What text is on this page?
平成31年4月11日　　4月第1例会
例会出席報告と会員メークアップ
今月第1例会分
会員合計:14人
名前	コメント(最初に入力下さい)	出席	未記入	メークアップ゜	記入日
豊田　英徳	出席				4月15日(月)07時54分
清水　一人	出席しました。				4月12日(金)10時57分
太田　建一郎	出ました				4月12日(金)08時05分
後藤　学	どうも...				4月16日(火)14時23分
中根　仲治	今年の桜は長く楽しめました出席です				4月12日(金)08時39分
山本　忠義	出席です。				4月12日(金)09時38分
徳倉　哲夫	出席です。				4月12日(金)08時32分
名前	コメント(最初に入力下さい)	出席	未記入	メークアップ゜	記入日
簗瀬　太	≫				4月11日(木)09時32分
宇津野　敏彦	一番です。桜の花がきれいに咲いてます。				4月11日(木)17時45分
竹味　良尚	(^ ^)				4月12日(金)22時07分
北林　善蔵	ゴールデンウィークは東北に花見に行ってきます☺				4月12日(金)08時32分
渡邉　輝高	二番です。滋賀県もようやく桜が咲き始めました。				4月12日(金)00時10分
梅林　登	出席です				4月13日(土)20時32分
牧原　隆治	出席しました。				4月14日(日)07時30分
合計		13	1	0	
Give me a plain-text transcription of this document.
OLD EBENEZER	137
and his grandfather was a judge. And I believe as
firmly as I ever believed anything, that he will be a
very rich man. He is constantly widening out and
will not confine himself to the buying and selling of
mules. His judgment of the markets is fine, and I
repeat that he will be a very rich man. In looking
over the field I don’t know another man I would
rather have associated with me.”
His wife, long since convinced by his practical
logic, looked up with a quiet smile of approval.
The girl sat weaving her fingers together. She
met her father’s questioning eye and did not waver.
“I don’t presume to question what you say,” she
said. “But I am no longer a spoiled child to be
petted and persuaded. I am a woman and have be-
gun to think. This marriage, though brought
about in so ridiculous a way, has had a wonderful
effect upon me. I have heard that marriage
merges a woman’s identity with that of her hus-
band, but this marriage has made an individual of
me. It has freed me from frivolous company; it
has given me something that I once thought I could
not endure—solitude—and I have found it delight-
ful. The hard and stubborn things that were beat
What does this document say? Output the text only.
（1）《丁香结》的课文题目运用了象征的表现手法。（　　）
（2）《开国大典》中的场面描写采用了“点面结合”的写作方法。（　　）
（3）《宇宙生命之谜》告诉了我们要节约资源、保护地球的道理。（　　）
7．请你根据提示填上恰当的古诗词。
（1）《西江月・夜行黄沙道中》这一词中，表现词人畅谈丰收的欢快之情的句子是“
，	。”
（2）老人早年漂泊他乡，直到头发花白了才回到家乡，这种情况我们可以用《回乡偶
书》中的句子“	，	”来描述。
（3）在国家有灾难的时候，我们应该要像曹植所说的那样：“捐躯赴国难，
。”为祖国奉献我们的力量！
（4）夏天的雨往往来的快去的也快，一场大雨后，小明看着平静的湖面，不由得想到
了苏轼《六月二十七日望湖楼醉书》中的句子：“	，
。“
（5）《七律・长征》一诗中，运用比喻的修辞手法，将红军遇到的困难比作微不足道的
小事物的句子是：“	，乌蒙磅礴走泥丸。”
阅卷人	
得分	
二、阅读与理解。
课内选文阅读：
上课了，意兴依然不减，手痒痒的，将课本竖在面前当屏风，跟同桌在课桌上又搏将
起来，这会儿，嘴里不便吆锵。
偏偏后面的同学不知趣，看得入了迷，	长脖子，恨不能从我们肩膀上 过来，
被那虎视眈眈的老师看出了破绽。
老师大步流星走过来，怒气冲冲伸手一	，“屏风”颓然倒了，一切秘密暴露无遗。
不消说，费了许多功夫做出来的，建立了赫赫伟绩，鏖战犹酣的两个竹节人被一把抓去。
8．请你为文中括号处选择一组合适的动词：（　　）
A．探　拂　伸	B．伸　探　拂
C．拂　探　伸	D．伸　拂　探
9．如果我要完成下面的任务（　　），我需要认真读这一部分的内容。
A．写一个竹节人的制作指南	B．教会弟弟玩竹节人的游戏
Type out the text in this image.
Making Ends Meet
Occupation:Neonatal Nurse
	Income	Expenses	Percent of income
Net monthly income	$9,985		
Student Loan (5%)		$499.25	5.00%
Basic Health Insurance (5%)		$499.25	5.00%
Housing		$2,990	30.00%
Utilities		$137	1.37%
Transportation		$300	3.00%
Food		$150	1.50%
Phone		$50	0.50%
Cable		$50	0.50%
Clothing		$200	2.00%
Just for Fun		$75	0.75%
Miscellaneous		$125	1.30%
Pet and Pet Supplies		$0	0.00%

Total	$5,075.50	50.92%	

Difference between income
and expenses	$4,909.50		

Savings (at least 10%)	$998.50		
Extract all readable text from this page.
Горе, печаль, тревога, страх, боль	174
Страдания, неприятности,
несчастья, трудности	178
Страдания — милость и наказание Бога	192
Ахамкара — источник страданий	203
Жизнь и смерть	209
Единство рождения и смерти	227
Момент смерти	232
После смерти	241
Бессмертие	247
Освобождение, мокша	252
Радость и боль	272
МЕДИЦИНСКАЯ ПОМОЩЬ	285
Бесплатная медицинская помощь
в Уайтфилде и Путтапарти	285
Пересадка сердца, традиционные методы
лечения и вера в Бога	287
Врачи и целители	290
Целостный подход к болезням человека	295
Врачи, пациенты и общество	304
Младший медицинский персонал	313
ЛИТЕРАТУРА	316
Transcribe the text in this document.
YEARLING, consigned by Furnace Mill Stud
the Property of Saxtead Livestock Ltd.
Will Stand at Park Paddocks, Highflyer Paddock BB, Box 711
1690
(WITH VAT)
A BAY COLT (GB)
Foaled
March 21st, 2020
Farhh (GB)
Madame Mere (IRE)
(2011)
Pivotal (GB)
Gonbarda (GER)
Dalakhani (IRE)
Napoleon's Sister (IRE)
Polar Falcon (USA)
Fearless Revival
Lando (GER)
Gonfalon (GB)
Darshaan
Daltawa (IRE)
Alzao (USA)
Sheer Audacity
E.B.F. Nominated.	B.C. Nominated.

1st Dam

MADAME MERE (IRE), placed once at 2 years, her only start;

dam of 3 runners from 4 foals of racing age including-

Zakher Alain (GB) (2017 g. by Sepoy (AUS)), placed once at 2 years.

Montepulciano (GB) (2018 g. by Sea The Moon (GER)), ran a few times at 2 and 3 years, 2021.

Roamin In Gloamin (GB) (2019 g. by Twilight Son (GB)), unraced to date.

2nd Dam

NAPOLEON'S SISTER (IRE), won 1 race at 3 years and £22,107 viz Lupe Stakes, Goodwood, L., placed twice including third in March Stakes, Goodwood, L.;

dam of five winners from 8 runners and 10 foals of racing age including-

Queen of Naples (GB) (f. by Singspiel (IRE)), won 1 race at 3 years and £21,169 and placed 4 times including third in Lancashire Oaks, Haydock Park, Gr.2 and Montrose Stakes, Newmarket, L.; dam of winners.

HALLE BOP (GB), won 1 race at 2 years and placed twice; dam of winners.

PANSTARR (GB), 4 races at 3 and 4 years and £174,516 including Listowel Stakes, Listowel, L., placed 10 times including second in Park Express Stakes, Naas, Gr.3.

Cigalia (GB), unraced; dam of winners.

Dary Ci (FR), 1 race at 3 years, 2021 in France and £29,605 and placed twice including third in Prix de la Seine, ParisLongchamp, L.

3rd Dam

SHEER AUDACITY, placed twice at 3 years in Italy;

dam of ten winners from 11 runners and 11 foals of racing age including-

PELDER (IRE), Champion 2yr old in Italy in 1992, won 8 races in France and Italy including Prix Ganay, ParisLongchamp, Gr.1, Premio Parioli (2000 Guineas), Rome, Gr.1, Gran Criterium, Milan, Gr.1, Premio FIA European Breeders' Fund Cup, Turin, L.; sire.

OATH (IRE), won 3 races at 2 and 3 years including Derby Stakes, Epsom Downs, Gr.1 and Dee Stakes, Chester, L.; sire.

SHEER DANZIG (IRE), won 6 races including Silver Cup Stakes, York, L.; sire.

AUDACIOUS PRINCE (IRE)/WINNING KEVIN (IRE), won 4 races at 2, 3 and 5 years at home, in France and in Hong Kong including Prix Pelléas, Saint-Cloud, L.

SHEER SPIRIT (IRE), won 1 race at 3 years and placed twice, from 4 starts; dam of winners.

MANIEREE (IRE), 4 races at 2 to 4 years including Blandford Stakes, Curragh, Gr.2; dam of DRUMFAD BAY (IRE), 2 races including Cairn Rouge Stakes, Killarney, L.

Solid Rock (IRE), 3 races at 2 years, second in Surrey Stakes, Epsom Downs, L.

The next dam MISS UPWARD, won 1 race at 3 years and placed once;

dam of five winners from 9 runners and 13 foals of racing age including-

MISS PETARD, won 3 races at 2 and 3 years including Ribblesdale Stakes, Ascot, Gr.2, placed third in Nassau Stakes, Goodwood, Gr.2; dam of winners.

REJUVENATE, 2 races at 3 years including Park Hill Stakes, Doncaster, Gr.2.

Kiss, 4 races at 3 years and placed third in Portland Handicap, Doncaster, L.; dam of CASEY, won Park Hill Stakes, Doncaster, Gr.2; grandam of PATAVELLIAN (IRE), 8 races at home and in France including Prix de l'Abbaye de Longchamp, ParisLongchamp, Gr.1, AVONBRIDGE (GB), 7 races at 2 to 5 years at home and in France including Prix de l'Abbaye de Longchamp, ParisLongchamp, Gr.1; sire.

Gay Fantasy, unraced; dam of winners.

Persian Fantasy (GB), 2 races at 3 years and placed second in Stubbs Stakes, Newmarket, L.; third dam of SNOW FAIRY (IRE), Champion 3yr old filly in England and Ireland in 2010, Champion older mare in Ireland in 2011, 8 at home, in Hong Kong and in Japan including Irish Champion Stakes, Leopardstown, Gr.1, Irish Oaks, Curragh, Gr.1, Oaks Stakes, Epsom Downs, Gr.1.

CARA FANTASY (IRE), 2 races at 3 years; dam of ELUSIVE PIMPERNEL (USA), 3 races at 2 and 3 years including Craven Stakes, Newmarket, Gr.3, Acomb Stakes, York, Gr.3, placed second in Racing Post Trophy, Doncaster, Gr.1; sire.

# Brief
Copy down every line of the material above that includes the string "document".

# In response
Give me a plain-text transcription of this document.
What does this document say? Output the text only.
Transcribe the text in this document.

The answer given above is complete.